## What to work on
(a) From the row equivalence text, write out everything from "3. Pivot: Add" down to "B by a sequence of elementary row operations.".
(b) In the row equivalence text, condense the paragraph that begins "The row space of a matrix" into a shorter version that keeps its main facts.

= Row equivalence =

Equivalence of matrices under row operations

In linear algebra, two matrices are row equivalent if one can be changed to the other by a sequence of elementary row operations. Alternatively, two m × n matrices are row equivalent if and only if they have the same row space. The concept is most commonly applied to matrices that represent systems of linear equations, in which case two matrices of the same size are row equivalent if and only if the corresponding homogeneous systems have the same set of solutions, or equivalently the matrices have the same null space.

Because elementary row operations are reversible, row equivalence is an equivalence relation. It is commonly denoted by a tilde (~).

There is a similar notion of column equivalence, defined by elementary column operations; two matrices are column equivalent if and only if their transpose matrices are row equivalent. Two rectangular matrices that can be converted into one another allowing both elementary row and column operations are called simply equivalent.

==Elementary row operations==
An elementary row operation is any one of the following moves:
1. Swap: Swap two rows of a matrix.
2. Scale: Multiply a row of a matrix by a nonzero constant.
3. Pivot: Add a multiple of one row of a matrix to another row.
Two matrices A and B are row equivalent if it is possible to transform A into B by a sequence of elementary row operations.

==Row space==

The row space of a matrix is the set of all possible linear combinations of its row vectors. If the rows of the matrix represent a system of linear equations, then the row space consists of all linear equations that can be deduced algebraically from those in the system. Two m × n matrices are row equivalent if and only if they have the same row space.

## Recorded data
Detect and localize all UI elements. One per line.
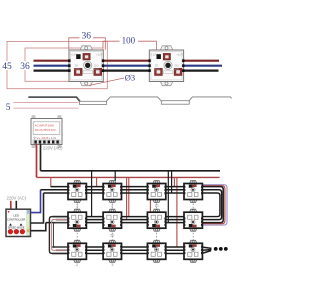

## Outputs for the tasks
(a)
3. Pivot: Add a multiple of one row of a matrix to another row.
Two matrices A and B are row equivalent if it is possible to transform A into B by a sequence of elementary row operations.

(b) A matrix's row space is the set of all linear combinations of its row vectors. If the rows represent a system of linear equations, the row space holds every equation that can be deduced algebraically from that system. Two m × n matrices are row equivalent exactly when their row spaces are the same.